*Requirements*. Copy each line in the data that includes the word "operate".

(Data entries)

[Start]

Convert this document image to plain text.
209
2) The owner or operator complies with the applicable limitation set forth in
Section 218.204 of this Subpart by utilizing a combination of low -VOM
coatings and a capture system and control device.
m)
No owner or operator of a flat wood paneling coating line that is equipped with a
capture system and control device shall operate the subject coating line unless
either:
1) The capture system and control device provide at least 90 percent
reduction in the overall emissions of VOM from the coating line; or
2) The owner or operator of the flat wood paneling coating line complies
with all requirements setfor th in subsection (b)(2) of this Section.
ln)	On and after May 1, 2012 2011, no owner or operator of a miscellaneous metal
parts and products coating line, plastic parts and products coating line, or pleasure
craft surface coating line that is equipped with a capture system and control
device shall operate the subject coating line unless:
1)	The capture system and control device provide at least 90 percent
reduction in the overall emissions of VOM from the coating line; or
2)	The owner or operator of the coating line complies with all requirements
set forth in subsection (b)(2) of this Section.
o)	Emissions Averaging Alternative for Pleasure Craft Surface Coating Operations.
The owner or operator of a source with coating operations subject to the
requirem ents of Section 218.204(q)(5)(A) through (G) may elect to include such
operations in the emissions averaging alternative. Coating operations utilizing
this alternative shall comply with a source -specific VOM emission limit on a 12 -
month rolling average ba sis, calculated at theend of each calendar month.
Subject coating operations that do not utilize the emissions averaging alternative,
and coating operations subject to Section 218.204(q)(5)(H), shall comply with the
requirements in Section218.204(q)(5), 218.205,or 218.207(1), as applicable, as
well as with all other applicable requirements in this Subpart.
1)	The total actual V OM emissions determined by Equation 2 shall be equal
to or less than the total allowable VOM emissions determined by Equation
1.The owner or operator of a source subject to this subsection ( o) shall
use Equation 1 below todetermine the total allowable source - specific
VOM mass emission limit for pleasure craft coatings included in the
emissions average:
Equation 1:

[End]
[Start]

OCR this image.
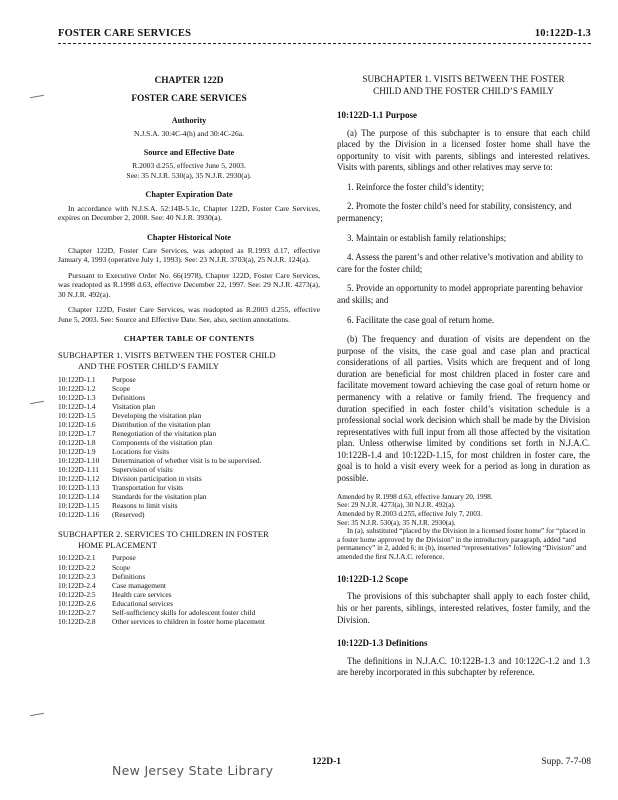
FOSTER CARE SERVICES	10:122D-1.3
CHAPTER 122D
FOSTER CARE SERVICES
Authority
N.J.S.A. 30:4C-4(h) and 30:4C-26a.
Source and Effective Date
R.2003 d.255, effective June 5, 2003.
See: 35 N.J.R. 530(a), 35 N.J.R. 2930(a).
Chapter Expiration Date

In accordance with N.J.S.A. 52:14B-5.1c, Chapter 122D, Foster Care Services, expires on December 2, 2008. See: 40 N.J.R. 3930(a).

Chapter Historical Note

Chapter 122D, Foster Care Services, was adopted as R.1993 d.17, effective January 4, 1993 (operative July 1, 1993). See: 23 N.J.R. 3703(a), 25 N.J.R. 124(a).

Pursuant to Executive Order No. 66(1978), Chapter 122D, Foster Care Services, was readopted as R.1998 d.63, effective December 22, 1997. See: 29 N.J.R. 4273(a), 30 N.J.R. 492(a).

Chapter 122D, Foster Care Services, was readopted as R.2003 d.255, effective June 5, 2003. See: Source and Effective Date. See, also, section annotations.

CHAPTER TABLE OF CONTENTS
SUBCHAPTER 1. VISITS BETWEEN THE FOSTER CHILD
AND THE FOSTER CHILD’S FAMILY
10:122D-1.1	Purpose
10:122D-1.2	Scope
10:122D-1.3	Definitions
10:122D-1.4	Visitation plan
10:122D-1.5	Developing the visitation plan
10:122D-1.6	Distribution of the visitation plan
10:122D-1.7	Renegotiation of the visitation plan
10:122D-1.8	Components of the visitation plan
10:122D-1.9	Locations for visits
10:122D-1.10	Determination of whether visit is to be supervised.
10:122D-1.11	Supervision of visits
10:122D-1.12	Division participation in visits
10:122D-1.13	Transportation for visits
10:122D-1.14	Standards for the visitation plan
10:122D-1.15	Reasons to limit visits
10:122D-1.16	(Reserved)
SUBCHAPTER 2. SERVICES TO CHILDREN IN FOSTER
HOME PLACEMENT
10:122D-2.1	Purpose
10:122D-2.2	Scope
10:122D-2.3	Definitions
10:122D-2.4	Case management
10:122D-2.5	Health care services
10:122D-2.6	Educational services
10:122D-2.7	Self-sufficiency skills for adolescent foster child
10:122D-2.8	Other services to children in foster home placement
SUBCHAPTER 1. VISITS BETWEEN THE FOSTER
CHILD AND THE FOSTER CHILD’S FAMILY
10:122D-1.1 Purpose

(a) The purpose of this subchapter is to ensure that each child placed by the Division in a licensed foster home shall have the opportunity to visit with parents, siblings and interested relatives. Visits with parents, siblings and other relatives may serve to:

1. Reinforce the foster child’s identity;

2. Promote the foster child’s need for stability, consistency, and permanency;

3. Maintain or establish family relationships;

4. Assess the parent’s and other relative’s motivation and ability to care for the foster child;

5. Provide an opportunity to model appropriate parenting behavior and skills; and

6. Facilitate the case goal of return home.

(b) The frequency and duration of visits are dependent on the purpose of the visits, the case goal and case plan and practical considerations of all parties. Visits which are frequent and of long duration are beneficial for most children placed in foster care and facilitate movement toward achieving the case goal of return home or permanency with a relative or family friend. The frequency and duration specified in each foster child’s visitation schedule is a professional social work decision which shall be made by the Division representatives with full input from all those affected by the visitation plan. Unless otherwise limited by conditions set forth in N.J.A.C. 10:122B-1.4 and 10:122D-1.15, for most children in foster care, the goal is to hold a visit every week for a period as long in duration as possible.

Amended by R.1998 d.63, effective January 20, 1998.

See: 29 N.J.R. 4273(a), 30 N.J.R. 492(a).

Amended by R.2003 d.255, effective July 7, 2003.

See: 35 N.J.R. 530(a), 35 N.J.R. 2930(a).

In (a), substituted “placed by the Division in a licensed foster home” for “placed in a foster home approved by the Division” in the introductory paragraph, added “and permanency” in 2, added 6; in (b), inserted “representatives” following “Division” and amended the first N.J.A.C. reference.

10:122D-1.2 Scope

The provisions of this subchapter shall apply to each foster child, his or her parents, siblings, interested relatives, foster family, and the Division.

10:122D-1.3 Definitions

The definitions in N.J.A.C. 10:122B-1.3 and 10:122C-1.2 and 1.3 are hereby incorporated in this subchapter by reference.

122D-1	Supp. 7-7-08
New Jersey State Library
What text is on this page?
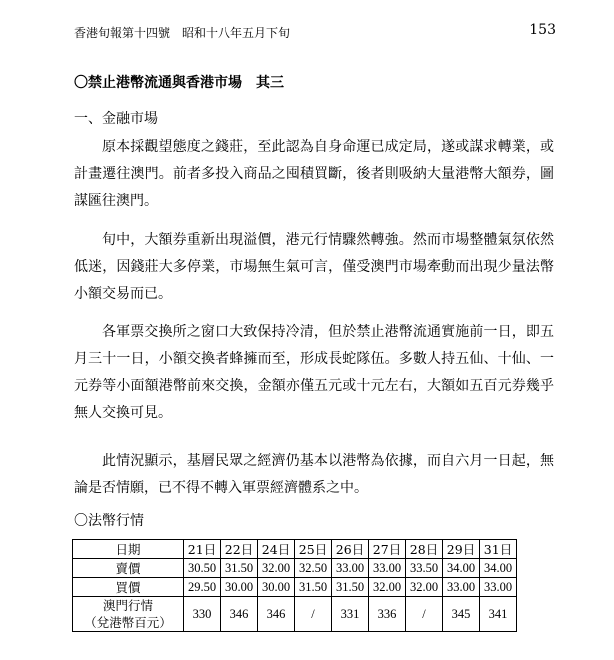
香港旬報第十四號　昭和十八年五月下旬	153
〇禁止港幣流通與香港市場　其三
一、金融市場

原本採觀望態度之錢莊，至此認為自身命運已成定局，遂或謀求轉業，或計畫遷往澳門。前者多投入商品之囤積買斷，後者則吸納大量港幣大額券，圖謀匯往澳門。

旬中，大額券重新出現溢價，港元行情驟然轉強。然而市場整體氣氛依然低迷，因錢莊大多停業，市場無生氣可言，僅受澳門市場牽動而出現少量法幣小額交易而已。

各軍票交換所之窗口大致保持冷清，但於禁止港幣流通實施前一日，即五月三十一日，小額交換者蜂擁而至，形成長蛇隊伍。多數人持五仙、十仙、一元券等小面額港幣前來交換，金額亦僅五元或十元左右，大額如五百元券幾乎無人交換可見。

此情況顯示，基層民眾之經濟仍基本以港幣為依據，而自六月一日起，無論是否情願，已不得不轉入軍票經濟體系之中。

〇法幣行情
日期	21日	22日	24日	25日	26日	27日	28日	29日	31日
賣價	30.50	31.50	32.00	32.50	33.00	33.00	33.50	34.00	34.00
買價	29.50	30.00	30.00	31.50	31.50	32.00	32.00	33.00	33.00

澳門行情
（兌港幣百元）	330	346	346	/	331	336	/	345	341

[End]

*Response*.
capture system and control device shall operate the subject coating line unless
device shall operate the subject coating line unless:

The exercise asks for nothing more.